= What the task asks =
Work through the records that follow and return each line containing the word "himself".

--- Data listing Enclosed Below ---

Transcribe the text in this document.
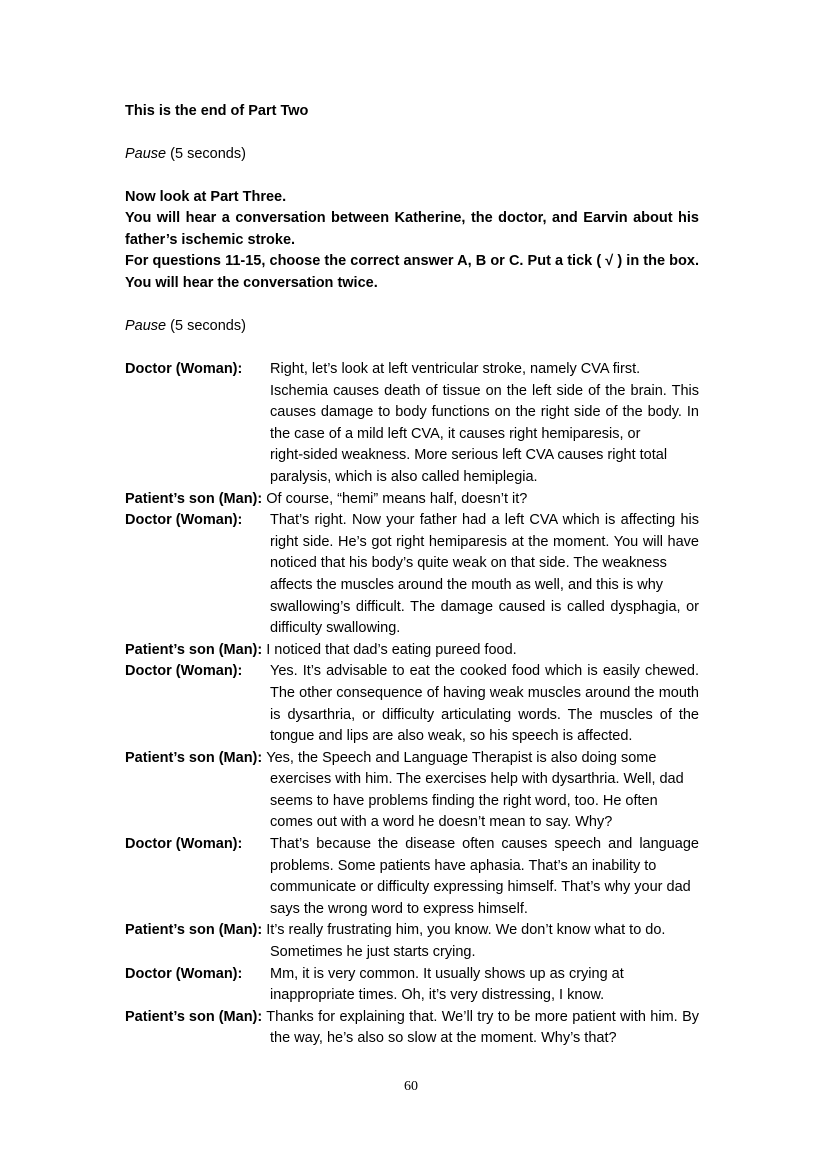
This is the end of Part Two
Pause (5 seconds)
Now look at Part Three.
You will hear a conversation between Katherine, the doctor, and Earvin about his
father’s ischemic stroke.
For questions 11-15, choose the correct answer A, B or C. Put a tick ( √ ) in the box.
You will hear the conversation twice.
Pause (5 seconds)
Doctor (Woman): Right, let’s look at left ventricular stroke, namely CVA first.
Ischemia causes death of tissue on the left side of the brain. This
causes damage to body functions on the right side of the body. In
the case of a mild left CVA, it causes right hemiparesis, or
right-sided weakness. More serious left CVA causes right total
paralysis, which is also called hemiplegia.
Patient’s son (Man): Of course, “hemi” means half, doesn’t it?
Doctor (Woman): That’s right. Now your father had a left CVA which is affecting his
right side. He’s got right hemiparesis at the moment. You will have
noticed that his body’s quite weak on that side. The weakness
affects the muscles around the mouth as well, and this is why
swallowing’s difficult. The damage caused is called dysphagia, or
difficulty swallowing.
Patient’s son (Man): I noticed that dad’s eating pureed food.
Doctor (Woman): Yes. It’s advisable to eat the cooked food which is easily chewed.
The other consequence of having weak muscles around the mouth
is dysarthria, or difficulty articulating words. The muscles of the
tongue and lips are also weak, so his speech is affected.
Patient’s son (Man): Yes, the Speech and Language Therapist is also doing some
exercises with him. The exercises help with dysarthria. Well, dad
seems to have problems finding the right word, too. He often
comes out with a word he doesn’t mean to say. Why?
Doctor (Woman): That’s because the disease often causes speech and language
problems. Some patients have aphasia. That’s an inability to
communicate or difficulty expressing himself. That’s why your dad
says the wrong word to express himself.
Patient’s son (Man): It’s really frustrating him, you know. We don’t know what to do.
Sometimes he just starts crying.
Doctor (Woman): Mm, it is very common. It usually shows up as crying at
inappropriate times. Oh, it’s very distressing, I know.
Patient’s son (Man): Thanks for explaining that. We’ll try to be more patient with him. By
the way, he’s also so slow at the moment. Why’s that?
60
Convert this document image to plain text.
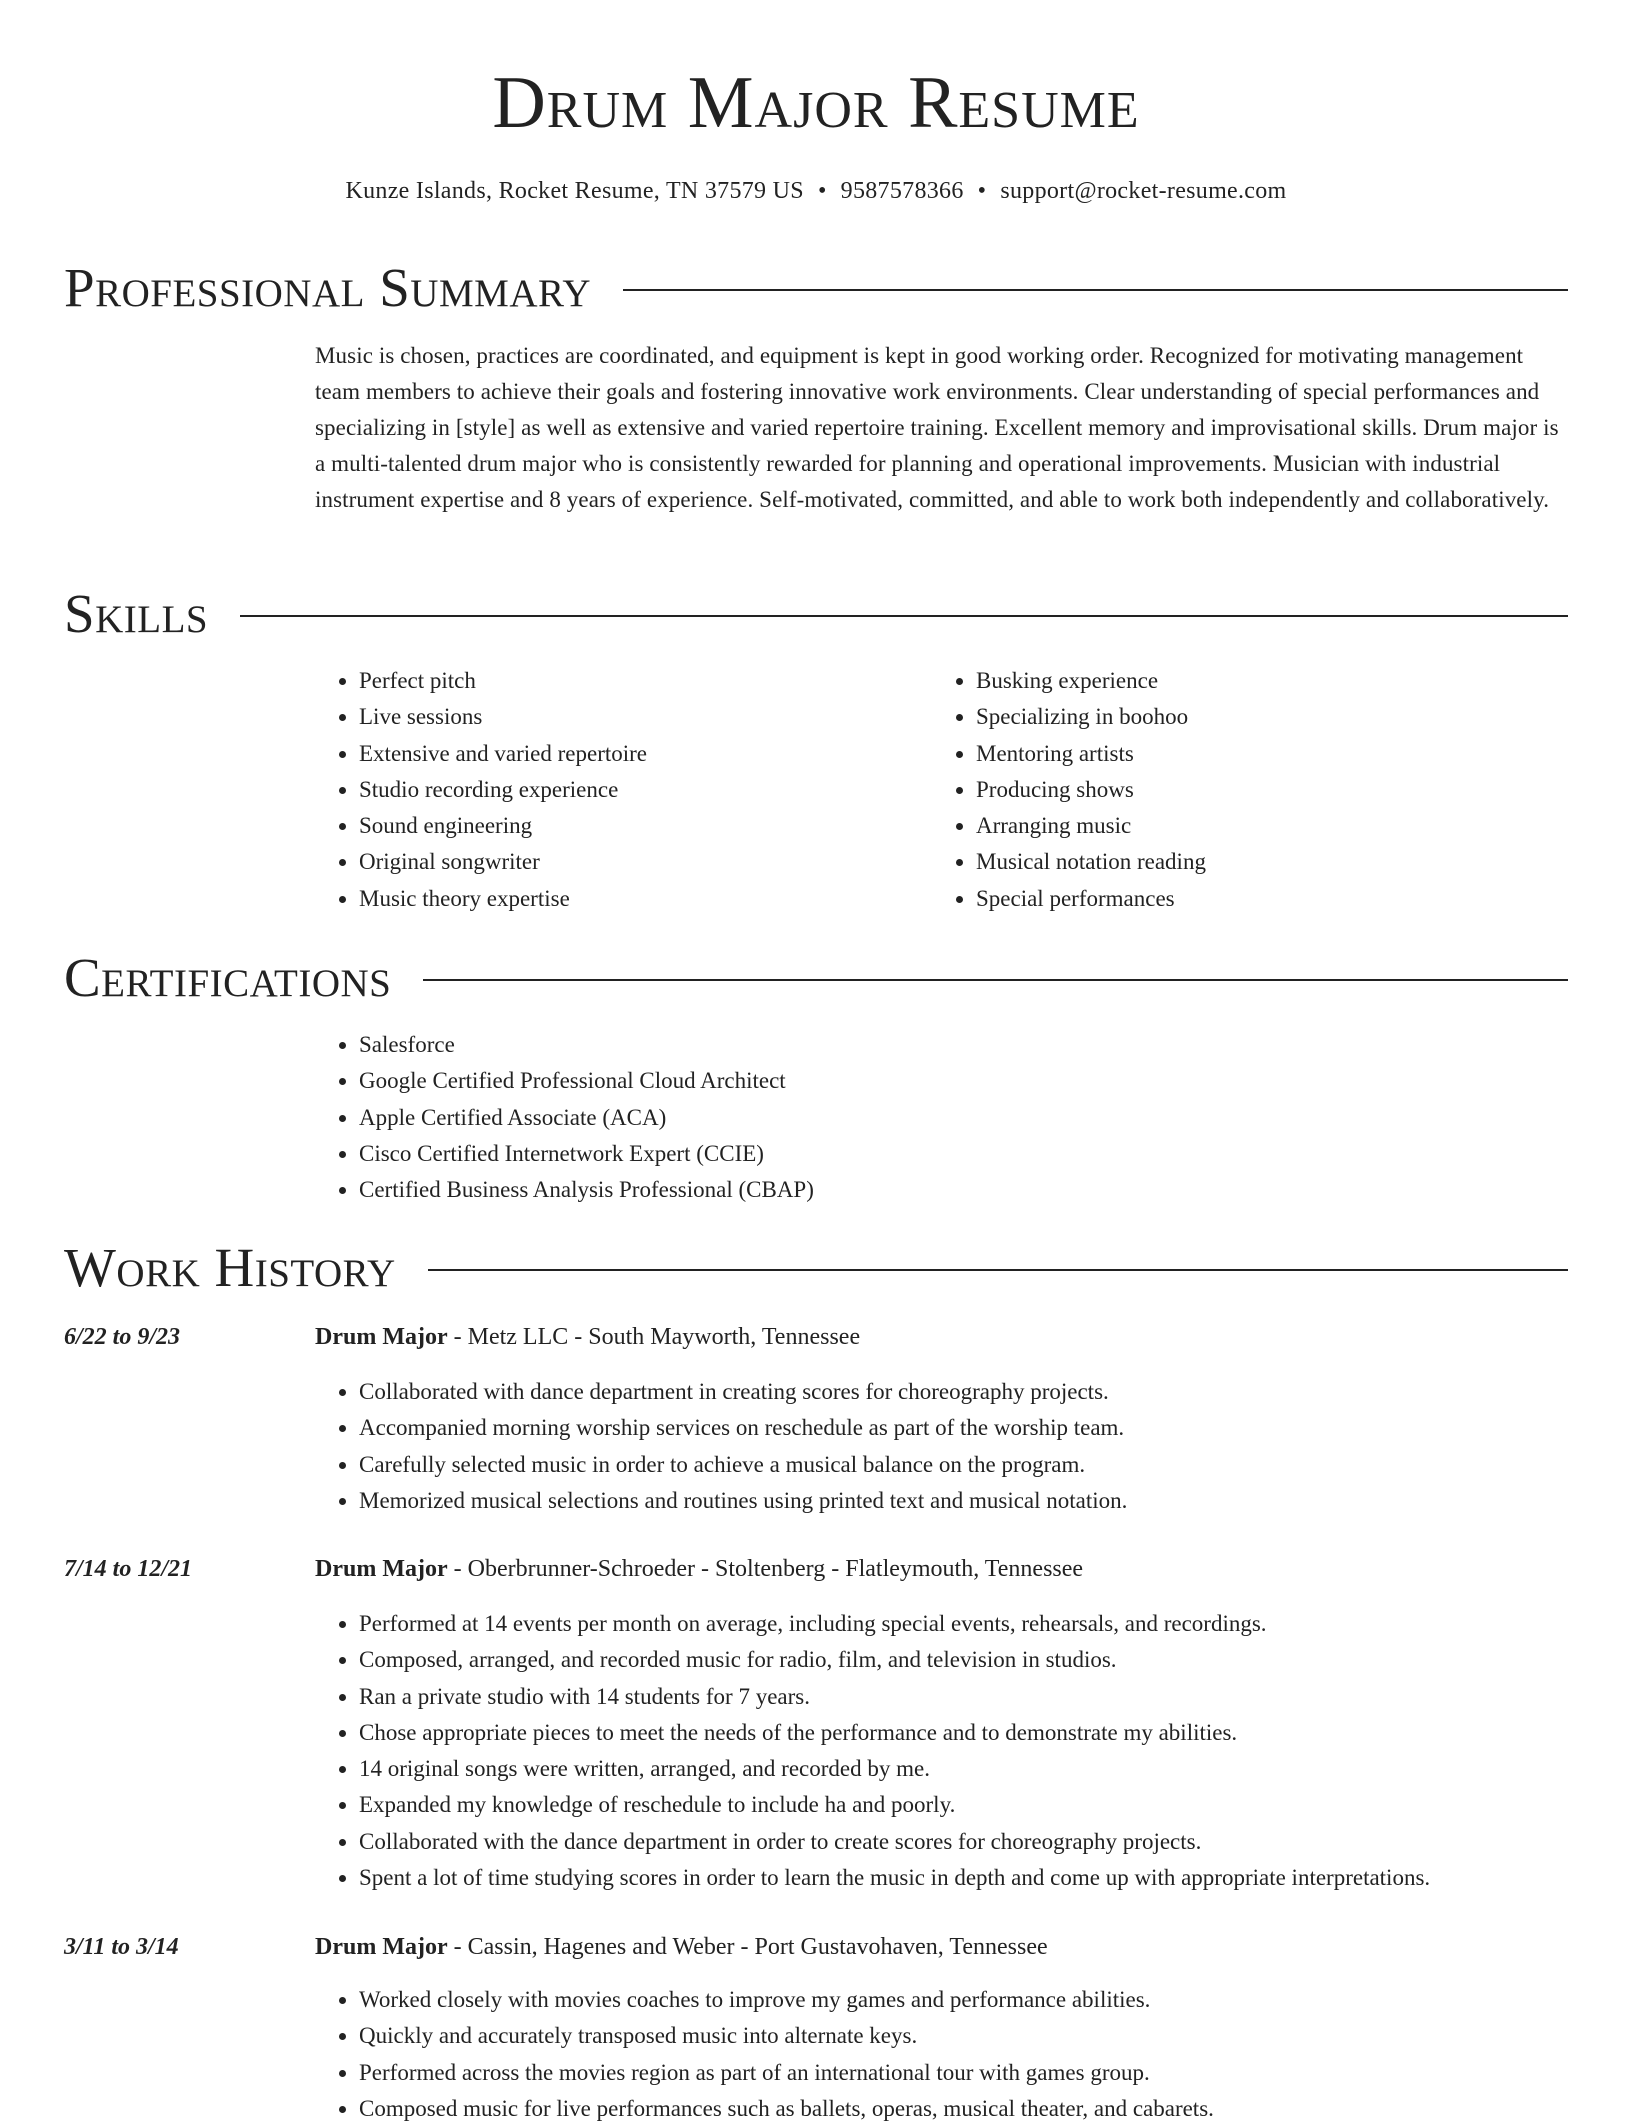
Drum Major Resume
Kunze Islands, Rocket Resume, TN 37579 US • 9587578366 • support@rocket-resume.com
Professional Summary

Music is chosen, practices are coordinated, and equipment is kept in good working order. Recognized for motivating management team members to achieve their goals and fostering innovative work environments. Clear understanding of special performances and specializing in [style] as well as extensive and varied repertoire training. Excellent memory and improvisational skills. Drum major is a multi-talented drum major who is consistently rewarded for planning and operational improvements. Musician with industrial instrument expertise and 8 years of experience. Self-motivated, committed, and able to work both independently and collaboratively.

Skills
• Perfect pitch
• Live sessions
• Extensive and varied repertoire
• Studio recording experience
• Sound engineering
• Original songwriter
• Music theory expertise
• Busking experience
• Specializing in boohoo
• Mentoring artists
• Producing shows
• Arranging music
• Musical notation reading
• Special performances
Certifications
• Salesforce
• Google Certified Professional Cloud Architect
• Apple Certified Associate (ACA)
• Cisco Certified Internetwork Expert (CCIE)
• Certified Business Analysis Professional (CBAP)
Work History
6/22 to 9/23	Drum Major - Metz LLC - South Mayworth, Tennessee
• Collaborated with dance department in creating scores for choreography projects.
• Accompanied morning worship services on reschedule as part of the worship team.
• Carefully selected music in order to achieve a musical balance on the program.
• Memorized musical selections and routines using printed text and musical notation.
7/14 to 12/21	Drum Major - Oberbrunner-Schroeder - Stoltenberg - Flatleymouth, Tennessee
• Performed at 14 events per month on average, including special events, rehearsals, and recordings.
• Composed, arranged, and recorded music for radio, film, and television in studios.
• Ran a private studio with 14 students for 7 years.
• Chose appropriate pieces to meet the needs of the performance and to demonstrate my abilities.
• 14 original songs were written, arranged, and recorded by me.
• Expanded my knowledge of reschedule to include ha and poorly.
• Collaborated with the dance department in order to create scores for choreography projects.
• Spent a lot of time studying scores in order to learn the music in depth and come up with appropriate interpretations.
3/11 to 3/14	Drum Major - Cassin, Hagenes and Weber - Port Gustavohaven, Tennessee
• Worked closely with movies coaches to improve my games and performance abilities.
• Quickly and accurately transposed music into alternate keys.
• Performed across the movies region as part of an international tour with games group.
• Composed music for live performances such as ballets, operas, musical theater, and cabarets.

--- End of Enclosed Data listing ---

= The answer =
communicate or difficulty expressing himself. That’s why your dad
says the wrong word to express himself.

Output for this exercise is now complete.